Take the line containing "Convert this document image to plain text." and every line after it to the end of the material below; reproduce them exactly, without pictures.

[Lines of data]
* * * *

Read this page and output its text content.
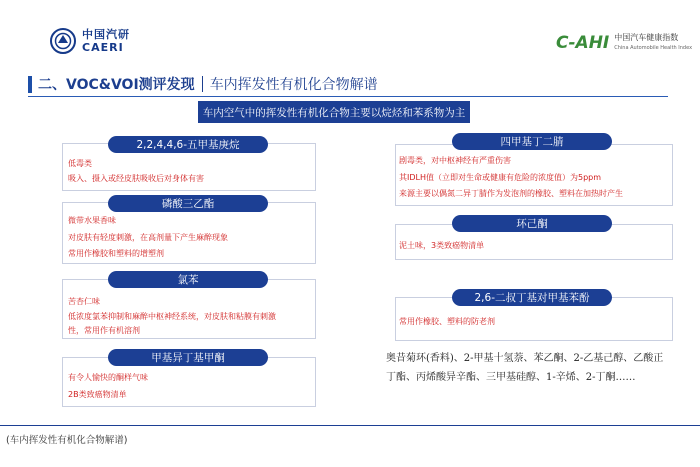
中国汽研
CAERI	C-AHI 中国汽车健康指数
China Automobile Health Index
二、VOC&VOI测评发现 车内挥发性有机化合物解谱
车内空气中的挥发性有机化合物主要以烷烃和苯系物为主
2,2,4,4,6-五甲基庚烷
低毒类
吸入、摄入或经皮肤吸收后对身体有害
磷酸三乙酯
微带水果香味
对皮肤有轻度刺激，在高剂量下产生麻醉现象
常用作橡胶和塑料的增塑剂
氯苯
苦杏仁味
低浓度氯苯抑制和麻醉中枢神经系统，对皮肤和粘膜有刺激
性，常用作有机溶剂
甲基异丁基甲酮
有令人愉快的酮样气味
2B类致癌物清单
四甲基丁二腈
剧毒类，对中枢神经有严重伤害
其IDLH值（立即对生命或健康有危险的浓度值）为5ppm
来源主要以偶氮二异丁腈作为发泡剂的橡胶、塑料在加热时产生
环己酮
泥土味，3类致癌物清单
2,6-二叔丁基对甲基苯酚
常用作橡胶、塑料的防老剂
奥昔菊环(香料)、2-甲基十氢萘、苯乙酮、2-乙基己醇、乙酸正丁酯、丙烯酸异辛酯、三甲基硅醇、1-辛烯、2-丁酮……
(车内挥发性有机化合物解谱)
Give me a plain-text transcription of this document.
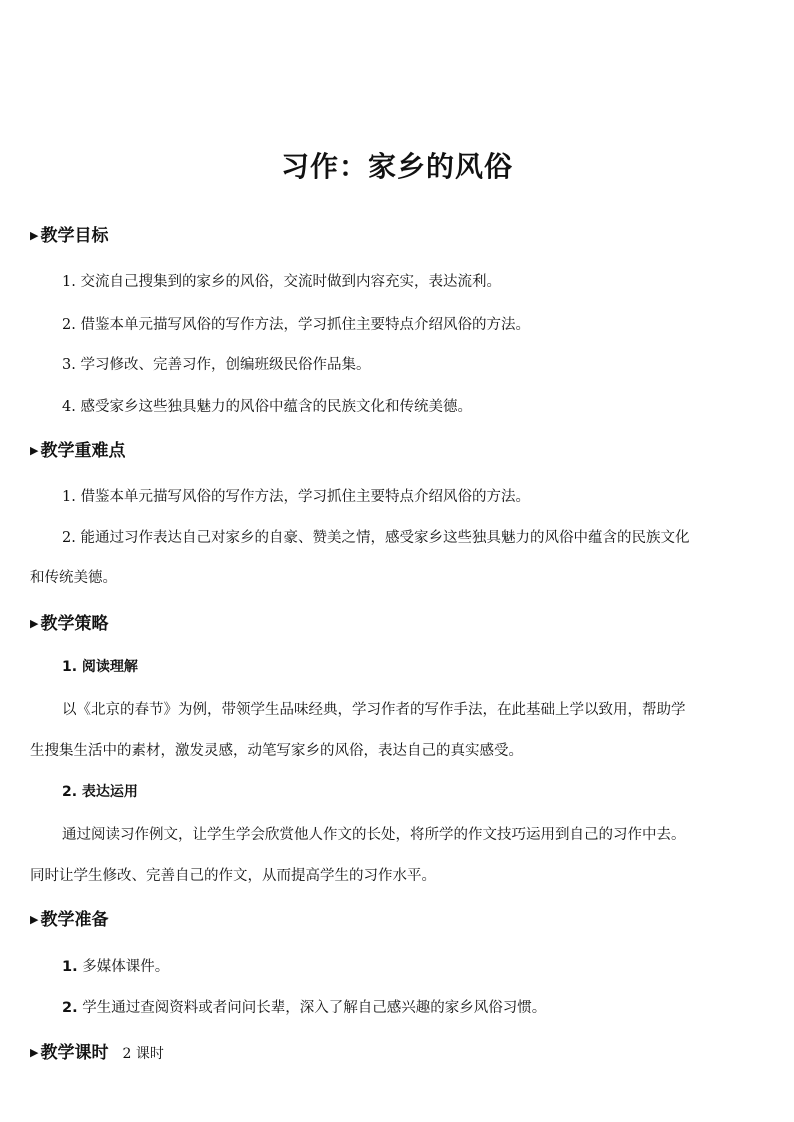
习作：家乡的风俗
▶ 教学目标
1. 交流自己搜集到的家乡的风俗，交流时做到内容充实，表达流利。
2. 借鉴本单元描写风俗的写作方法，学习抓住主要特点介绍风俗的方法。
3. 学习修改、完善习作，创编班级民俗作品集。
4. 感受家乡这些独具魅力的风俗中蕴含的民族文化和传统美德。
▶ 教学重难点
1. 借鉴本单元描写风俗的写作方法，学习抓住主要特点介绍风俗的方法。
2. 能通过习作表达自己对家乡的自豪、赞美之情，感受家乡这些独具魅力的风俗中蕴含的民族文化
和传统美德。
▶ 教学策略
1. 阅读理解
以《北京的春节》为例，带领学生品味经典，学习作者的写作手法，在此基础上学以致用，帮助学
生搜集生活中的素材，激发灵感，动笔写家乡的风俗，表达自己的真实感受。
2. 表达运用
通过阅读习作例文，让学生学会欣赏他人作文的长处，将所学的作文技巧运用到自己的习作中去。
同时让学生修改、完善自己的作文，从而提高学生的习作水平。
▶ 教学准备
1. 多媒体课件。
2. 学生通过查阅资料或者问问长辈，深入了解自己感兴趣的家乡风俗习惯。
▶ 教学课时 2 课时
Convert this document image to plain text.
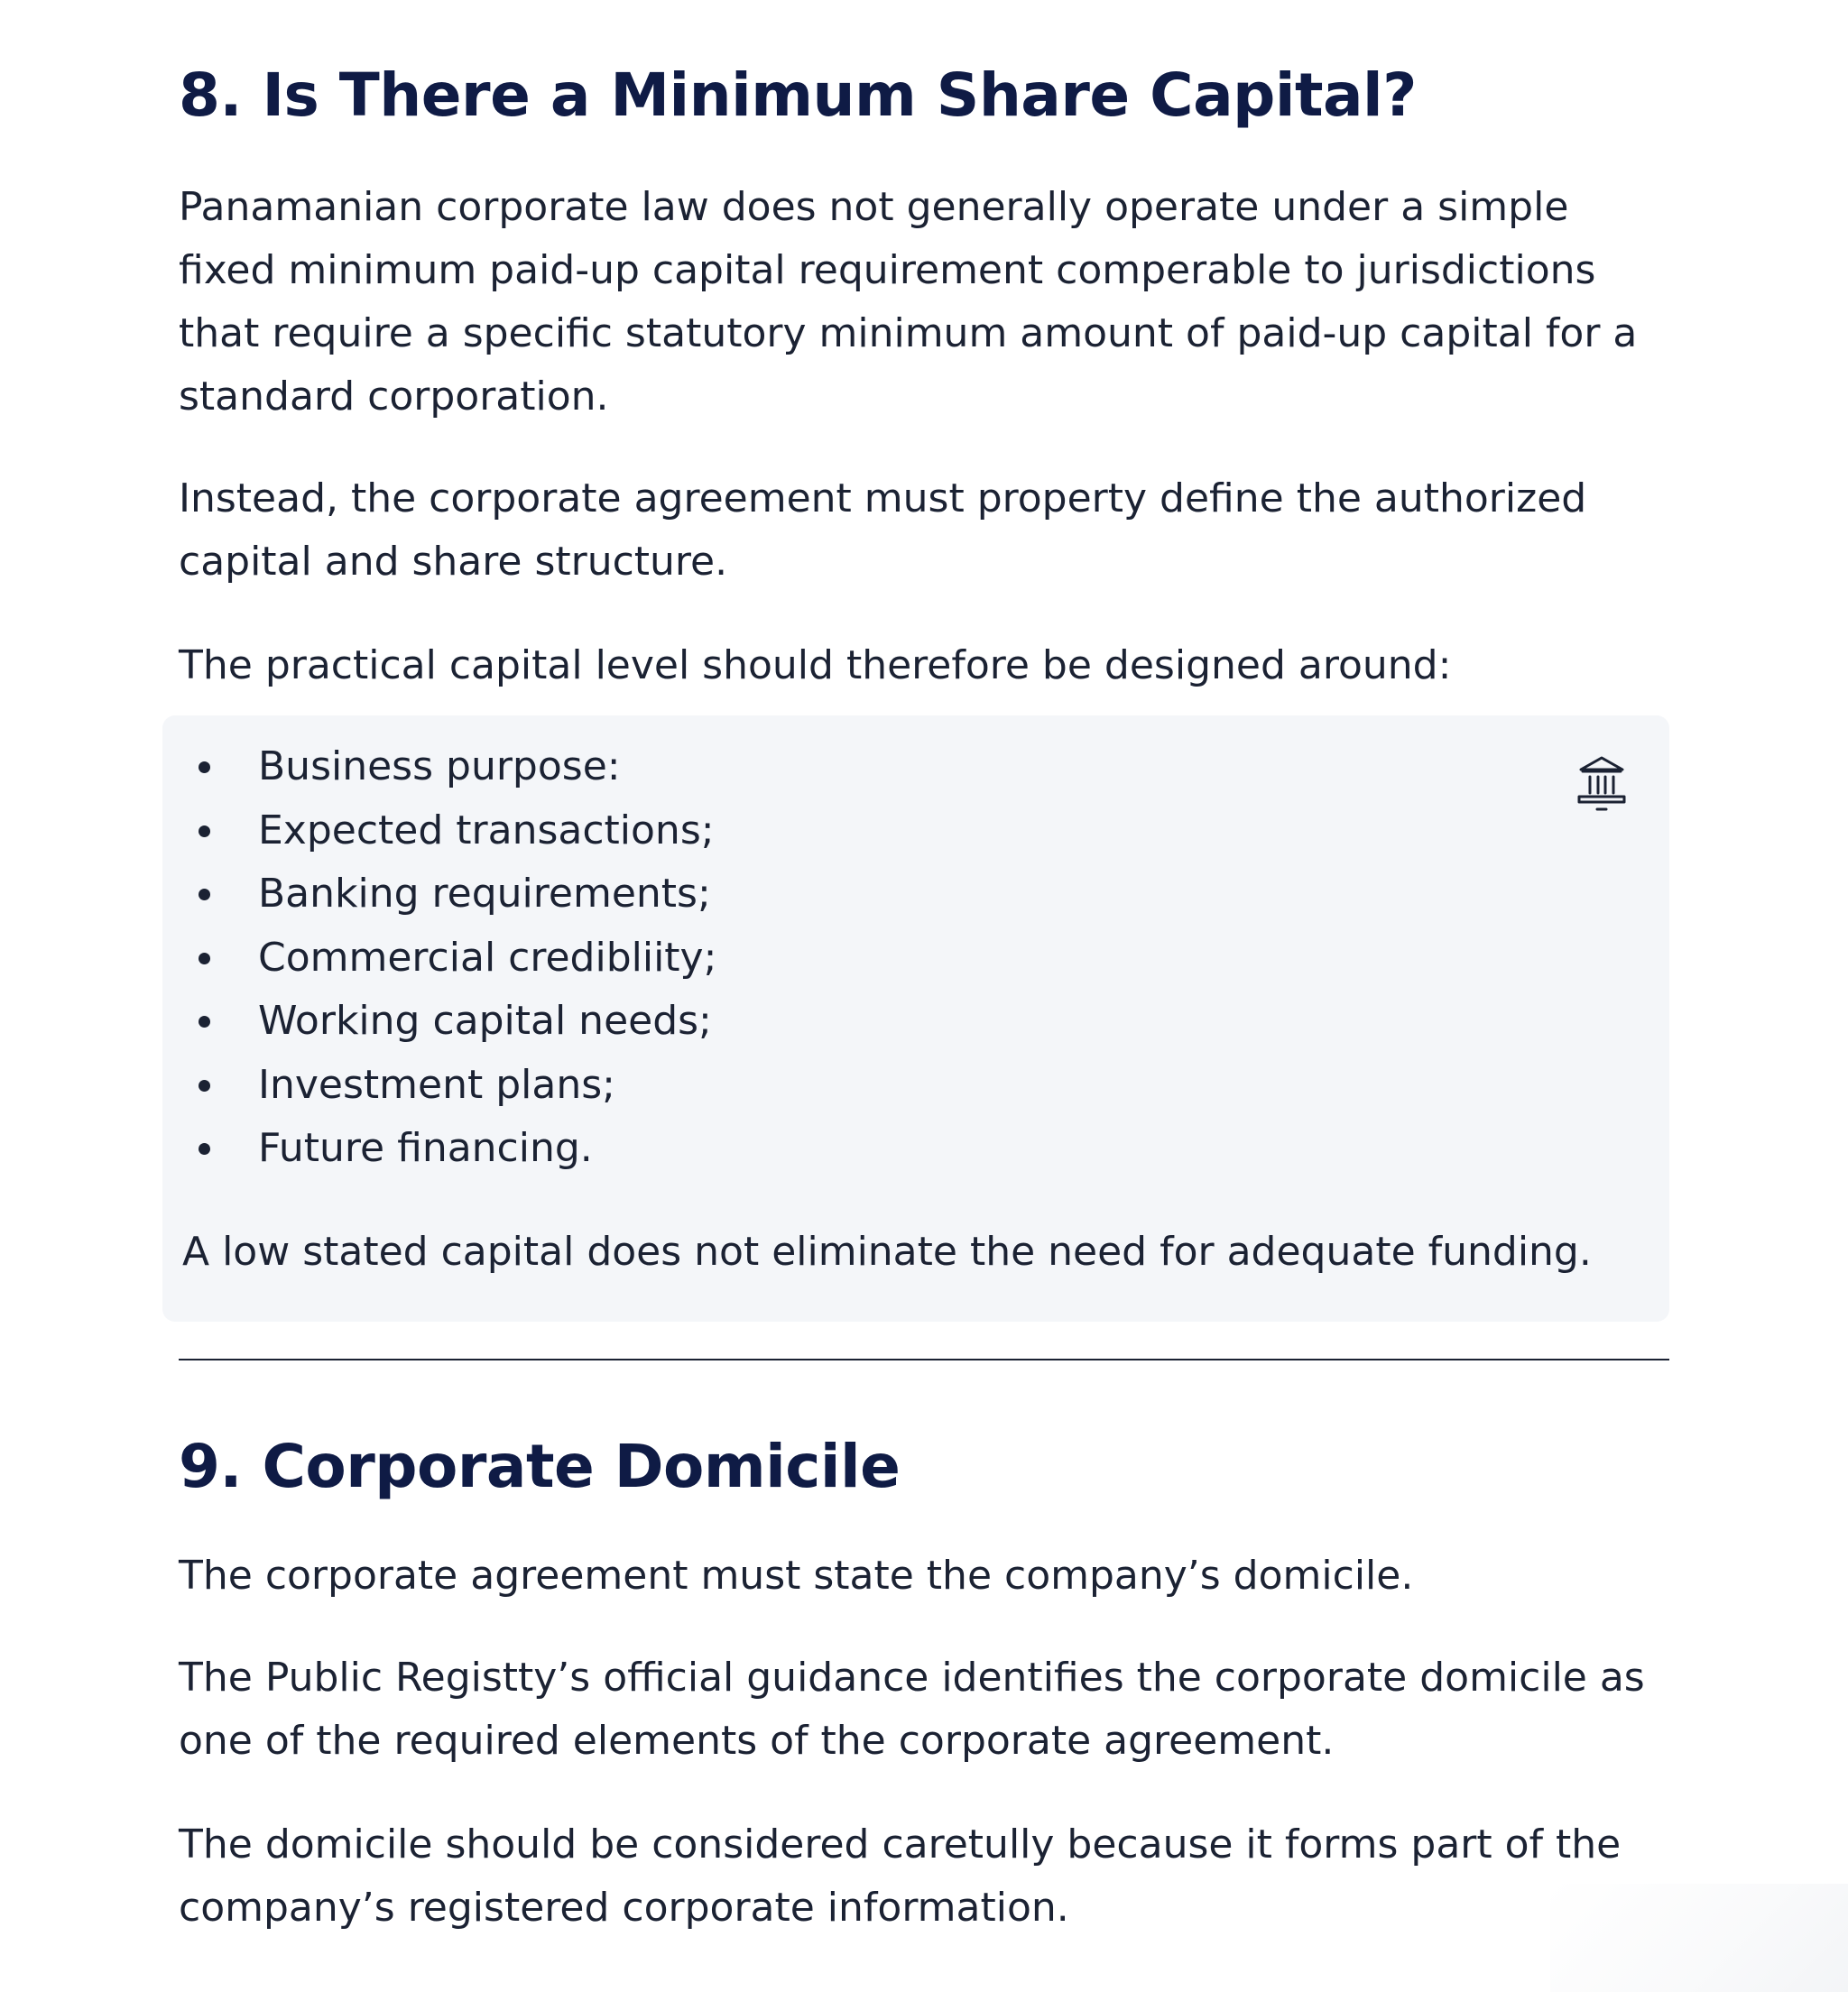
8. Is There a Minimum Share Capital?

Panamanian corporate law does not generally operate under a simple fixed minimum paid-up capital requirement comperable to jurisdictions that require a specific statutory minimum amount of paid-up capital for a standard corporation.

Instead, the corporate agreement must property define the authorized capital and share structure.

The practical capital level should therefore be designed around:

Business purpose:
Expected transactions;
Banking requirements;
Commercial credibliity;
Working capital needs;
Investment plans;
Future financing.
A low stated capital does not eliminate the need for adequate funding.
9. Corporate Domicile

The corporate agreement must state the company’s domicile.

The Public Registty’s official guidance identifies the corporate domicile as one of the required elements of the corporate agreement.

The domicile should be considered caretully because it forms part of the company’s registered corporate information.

* * * *

▶ Final result:
Convert this document image to plain text.
8. Is There a Minimum Share Capital?

Panamanian corporate law does not generally operate under a simple fixed minimum paid-up capital requirement comperable to jurisdictions that require a specific statutory minimum amount of paid-up capital for a standard corporation.

Instead, the corporate agreement must property define the authorized capital and share structure.

The practical capital level should therefore be designed around:

Business purpose:
Expected transactions;
Banking requirements;
Commercial credibliity;
Working capital needs;
Investment plans;
Future financing.
A low stated capital does not eliminate the need for adequate funding.
9. Corporate Domicile

The corporate agreement must state the company’s domicile.

The Public Registty’s official guidance identifies the corporate domicile as one of the required elements of the corporate agreement.

The domicile should be considered caretully because it forms part of the company’s registered corporate information.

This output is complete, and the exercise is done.